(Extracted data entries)
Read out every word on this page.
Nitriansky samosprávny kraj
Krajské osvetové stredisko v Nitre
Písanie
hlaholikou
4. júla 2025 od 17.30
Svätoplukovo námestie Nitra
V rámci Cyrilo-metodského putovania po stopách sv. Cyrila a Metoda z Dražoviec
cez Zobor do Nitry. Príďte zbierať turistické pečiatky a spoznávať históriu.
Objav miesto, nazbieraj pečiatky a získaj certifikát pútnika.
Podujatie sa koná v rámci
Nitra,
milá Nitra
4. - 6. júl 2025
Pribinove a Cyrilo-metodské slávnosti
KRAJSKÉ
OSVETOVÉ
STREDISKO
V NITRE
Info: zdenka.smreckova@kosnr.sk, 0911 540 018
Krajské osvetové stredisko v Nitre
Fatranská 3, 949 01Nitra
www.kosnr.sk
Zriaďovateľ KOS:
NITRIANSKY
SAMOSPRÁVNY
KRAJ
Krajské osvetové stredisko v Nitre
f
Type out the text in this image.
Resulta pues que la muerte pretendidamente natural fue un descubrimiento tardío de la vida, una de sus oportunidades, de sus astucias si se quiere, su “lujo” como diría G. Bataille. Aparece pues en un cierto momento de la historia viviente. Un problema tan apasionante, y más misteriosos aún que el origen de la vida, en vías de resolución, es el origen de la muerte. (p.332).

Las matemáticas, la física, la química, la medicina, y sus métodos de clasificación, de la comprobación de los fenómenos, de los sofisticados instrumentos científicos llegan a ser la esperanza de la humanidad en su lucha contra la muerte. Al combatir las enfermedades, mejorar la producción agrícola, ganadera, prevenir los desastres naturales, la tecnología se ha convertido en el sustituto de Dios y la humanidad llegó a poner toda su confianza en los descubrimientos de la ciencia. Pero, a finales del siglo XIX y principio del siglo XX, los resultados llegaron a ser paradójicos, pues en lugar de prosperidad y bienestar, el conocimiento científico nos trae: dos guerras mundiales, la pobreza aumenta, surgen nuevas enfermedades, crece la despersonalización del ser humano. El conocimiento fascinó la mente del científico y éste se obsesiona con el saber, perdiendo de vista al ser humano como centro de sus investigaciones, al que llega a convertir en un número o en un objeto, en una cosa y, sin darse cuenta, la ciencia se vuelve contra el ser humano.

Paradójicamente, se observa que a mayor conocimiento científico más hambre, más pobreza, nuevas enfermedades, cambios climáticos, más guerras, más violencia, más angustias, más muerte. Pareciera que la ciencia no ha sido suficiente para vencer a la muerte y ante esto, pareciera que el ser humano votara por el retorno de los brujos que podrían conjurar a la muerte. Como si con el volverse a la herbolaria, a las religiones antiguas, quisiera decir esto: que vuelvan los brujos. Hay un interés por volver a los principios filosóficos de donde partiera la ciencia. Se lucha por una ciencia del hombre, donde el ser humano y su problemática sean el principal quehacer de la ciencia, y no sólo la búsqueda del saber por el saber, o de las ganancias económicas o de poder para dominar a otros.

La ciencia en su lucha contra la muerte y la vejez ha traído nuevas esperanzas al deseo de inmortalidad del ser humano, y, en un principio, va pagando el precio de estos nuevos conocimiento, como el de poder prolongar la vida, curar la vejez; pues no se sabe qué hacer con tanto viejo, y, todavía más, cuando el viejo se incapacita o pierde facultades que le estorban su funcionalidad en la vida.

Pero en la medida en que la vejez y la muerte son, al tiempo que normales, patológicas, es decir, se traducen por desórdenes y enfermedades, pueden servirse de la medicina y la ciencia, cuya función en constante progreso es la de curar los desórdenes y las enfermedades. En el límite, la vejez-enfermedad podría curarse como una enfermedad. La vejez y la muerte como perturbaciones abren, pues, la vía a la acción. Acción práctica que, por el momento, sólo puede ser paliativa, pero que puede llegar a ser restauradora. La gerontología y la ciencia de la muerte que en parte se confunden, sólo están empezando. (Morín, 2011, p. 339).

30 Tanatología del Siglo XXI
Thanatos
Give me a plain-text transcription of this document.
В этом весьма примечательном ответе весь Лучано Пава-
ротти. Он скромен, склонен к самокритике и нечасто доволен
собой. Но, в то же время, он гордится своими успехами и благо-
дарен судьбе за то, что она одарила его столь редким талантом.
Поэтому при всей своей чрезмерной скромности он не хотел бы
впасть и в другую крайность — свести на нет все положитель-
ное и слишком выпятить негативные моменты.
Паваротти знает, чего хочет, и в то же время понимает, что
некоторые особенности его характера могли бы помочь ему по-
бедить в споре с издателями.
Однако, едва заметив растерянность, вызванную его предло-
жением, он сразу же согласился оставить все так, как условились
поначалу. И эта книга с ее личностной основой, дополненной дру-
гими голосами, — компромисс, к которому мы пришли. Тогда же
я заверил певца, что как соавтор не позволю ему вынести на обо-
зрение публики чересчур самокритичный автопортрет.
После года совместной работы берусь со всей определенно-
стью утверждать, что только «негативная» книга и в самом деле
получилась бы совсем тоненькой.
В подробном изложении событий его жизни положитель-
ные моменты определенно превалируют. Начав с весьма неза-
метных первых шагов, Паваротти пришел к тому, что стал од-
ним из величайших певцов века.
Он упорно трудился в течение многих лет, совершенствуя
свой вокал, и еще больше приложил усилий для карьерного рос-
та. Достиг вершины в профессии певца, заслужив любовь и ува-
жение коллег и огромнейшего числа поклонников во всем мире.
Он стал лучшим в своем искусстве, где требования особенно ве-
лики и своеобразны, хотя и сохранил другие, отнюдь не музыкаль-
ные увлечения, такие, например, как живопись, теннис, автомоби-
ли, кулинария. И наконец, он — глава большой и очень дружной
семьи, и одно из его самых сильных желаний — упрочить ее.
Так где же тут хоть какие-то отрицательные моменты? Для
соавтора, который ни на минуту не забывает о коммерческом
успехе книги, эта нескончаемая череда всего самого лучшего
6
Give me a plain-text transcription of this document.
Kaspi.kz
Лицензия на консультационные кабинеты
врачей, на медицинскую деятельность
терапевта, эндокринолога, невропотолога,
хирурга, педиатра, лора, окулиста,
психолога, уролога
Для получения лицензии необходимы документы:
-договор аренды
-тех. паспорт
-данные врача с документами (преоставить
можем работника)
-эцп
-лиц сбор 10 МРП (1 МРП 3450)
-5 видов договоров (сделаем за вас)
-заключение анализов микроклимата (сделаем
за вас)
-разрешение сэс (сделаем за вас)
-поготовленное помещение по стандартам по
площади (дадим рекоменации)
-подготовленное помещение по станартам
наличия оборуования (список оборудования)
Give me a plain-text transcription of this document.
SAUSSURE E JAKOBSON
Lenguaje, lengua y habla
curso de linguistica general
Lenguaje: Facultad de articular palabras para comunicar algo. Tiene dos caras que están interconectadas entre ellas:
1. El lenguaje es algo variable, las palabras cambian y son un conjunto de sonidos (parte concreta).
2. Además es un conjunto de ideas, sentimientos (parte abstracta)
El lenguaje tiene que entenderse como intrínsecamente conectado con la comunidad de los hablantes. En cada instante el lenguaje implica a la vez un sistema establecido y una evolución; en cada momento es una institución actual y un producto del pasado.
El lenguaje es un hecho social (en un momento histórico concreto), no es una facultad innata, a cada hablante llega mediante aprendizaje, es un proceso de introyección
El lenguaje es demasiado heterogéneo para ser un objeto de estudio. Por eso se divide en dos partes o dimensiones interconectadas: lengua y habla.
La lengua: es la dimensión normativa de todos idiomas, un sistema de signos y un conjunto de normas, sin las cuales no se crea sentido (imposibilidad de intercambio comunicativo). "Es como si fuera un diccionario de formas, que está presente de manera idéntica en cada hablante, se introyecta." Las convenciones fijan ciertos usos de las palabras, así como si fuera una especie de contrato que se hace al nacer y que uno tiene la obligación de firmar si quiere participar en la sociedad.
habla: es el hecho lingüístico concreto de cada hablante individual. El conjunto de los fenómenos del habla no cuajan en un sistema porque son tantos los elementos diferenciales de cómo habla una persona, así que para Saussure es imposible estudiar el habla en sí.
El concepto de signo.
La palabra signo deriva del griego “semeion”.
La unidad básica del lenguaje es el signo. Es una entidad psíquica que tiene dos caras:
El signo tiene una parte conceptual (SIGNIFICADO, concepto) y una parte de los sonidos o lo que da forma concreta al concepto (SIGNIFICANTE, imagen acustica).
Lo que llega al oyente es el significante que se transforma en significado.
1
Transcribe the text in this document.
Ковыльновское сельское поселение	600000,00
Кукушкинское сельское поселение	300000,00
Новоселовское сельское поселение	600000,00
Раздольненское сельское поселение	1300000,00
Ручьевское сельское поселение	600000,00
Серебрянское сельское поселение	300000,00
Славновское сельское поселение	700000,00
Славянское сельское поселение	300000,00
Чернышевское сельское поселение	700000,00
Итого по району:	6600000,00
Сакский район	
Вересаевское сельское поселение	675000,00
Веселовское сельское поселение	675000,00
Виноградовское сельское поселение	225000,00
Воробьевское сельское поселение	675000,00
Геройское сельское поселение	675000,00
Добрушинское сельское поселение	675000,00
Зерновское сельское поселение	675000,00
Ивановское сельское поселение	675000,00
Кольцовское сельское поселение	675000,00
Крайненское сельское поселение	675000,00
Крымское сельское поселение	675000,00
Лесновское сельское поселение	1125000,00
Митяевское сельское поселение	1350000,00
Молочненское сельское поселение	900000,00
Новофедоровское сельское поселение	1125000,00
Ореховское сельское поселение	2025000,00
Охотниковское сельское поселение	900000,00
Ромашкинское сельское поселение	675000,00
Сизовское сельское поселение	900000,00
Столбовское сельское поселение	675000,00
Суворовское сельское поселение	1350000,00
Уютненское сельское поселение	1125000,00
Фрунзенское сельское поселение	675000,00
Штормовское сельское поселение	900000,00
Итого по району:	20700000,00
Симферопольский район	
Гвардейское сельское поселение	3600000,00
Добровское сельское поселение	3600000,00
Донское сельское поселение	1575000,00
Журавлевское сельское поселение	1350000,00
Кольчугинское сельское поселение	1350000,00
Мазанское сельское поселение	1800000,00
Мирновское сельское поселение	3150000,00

_Instructions for the task:_
Extract from the material all lines containing the string "помещение".

_Worked solution:_
-поготовленное помещение по стандартам по
-подготовленное помещение по станартам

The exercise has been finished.